◆ **DIRECTIONS**: Transcribe every entry word for word, leaving out all images.

◆ **EXTRACTED MATERIAL**:
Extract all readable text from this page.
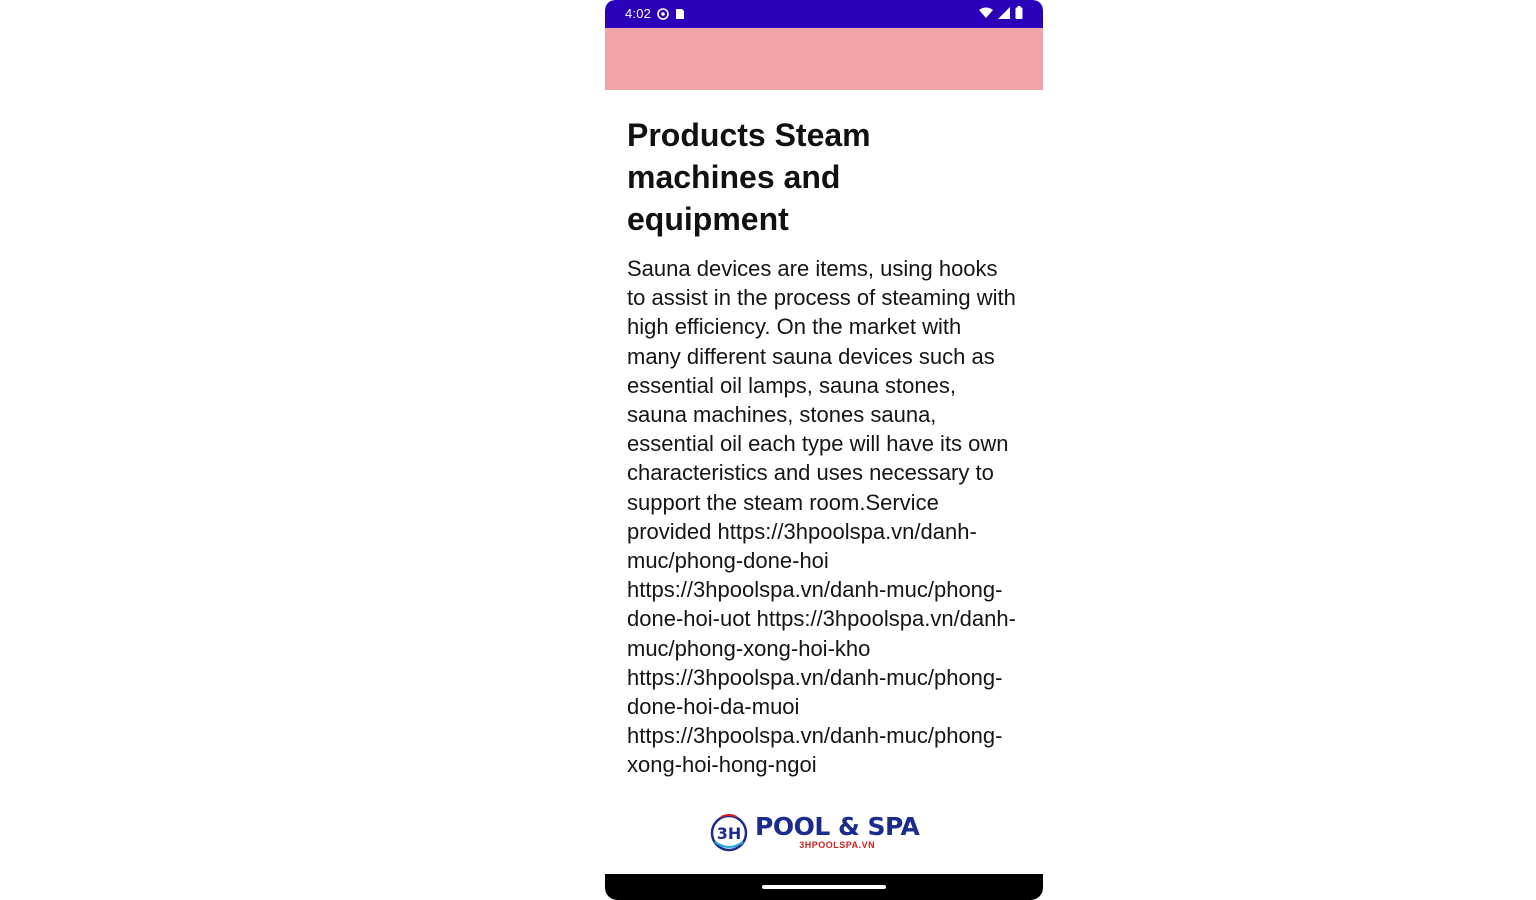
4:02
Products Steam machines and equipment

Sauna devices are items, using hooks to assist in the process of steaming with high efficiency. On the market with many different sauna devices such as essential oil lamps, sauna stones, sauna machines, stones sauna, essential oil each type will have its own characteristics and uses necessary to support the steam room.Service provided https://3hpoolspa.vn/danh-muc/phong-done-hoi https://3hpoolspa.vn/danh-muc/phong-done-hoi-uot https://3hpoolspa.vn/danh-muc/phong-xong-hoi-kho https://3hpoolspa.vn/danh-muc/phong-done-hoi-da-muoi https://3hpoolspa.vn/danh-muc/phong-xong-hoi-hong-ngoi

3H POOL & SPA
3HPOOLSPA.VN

◆ **RESULT**:
Extract all readable text from this page.
4:02
Products Steam machines and equipment

Sauna devices are items, using hooks to assist in the process of steaming with high efficiency. On the market with many different sauna devices such as essential oil lamps, sauna stones, sauna machines, stones sauna, essential oil each type will have its own characteristics and uses necessary to support the steam room.Service provided https://3hpoolspa.vn/danh-muc/phong-done-hoi https://3hpoolspa.vn/danh-muc/phong-done-hoi-uot https://3hpoolspa.vn/danh-muc/phong-xong-hoi-kho https://3hpoolspa.vn/danh-muc/phong-done-hoi-da-muoi https://3hpoolspa.vn/danh-muc/phong-xong-hoi-hong-ngoi

3H POOL & SPA
3HPOOLSPA.VN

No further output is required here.